• DIRECTIONS: Can you turn the part of the listing that begins at the line containing "y-tick-label: 15.5 xyxy=(228,266,301,305)" and stops after the line containing "y-tick-label: 16.0 xyxy=(228,179,301,218)" into a numbered list, leaving out any blank lines?

Item position entries:
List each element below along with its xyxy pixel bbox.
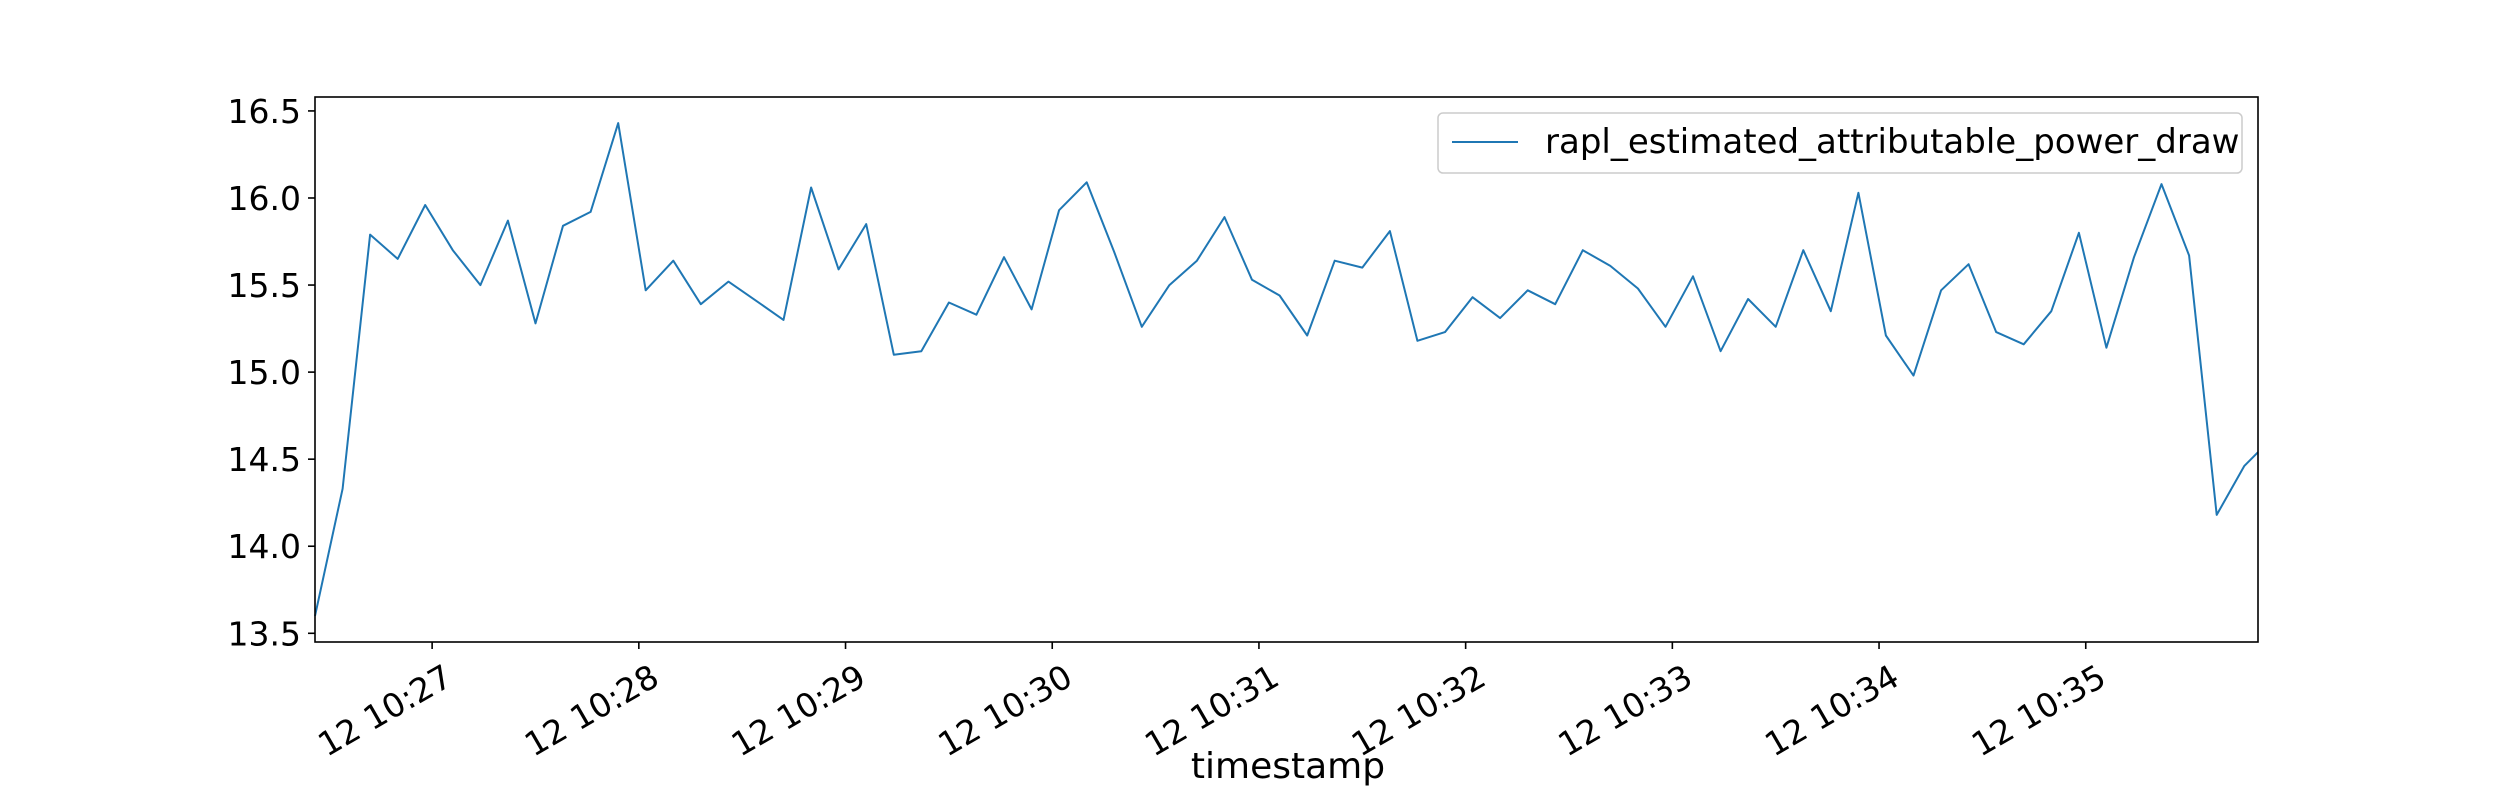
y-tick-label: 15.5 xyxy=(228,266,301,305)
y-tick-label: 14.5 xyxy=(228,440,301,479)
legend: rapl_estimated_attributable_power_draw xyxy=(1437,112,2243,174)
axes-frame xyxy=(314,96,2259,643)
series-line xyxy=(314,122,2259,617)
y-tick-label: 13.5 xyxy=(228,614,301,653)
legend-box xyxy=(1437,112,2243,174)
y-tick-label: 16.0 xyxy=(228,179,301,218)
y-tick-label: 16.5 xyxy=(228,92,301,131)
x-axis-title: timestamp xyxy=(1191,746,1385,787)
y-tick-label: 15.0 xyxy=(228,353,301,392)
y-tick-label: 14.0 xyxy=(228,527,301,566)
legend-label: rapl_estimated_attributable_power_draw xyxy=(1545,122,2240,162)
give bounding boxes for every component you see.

• SOLUTION FOR THIS TASK:
1. y-tick-label: 15.5 xyxy=(228,266,301,305)
2. y-tick-label: 14.5 xyxy=(228,440,301,479)
3. legend: rapl_estimated_attributable_power_draw xyxy=(1437,112,2243,174)
4. axes-frame xyxy=(314,96,2259,643)
5. series-line xyxy=(314,122,2259,617)
6. y-tick-label: 13.5 xyxy=(228,614,301,653)
7. legend-box xyxy=(1437,112,2243,174)
8. y-tick-label: 16.0 xyxy=(228,179,301,218)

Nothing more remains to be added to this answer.